— BEGIN RECORDS FOR THE EXERCISE —
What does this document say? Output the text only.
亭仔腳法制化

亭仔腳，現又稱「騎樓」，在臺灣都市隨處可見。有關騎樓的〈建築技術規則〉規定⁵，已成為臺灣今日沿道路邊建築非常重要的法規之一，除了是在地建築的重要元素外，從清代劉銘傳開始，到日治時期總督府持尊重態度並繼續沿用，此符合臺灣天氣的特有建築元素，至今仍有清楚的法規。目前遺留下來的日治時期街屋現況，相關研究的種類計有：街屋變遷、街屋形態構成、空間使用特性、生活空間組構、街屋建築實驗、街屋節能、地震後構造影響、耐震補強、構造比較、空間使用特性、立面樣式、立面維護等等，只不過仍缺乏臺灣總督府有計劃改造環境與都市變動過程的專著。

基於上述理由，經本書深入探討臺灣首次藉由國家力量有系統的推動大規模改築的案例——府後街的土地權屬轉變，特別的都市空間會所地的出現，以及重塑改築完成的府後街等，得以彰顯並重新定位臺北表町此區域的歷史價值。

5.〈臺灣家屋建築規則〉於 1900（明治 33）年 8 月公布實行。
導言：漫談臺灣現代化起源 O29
— END RECORDS FOR THE EXERCISE —
* [STATED TASK]: Restate every line of the data word for word.

* [WRITTEN ANSWER]:
What does this document say? Output the text only.
亭仔腳法制化

亭仔腳，現又稱「騎樓」，在臺灣都市隨處可見。有關騎樓的〈建築技術規則〉規定⁵，已成為臺灣今日沿道路邊建築非常重要的法規之一，除了是在地建築的重要元素外，從清代劉銘傳開始，到日治時期總督府持尊重態度並繼續沿用，此符合臺灣天氣的特有建築元素，至今仍有清楚的法規。目前遺留下來的日治時期街屋現況，相關研究的種類計有：街屋變遷、街屋形態構成、空間使用特性、生活空間組構、街屋建築實驗、街屋節能、地震後構造影響、耐震補強、構造比較、空間使用特性、立面樣式、立面維護等等，只不過仍缺乏臺灣總督府有計劃改造環境與都市變動過程的專著。

基於上述理由，經本書深入探討臺灣首次藉由國家力量有系統的推動大規模改築的案例——府後街的土地權屬轉變，特別的都市空間會所地的出現，以及重塑改築完成的府後街等，得以彰顯並重新定位臺北表町此區域的歷史價值。

5.〈臺灣家屋建築規則〉於 1900（明治 33）年 8 月公布實行。
導言：漫談臺灣現代化起源 O29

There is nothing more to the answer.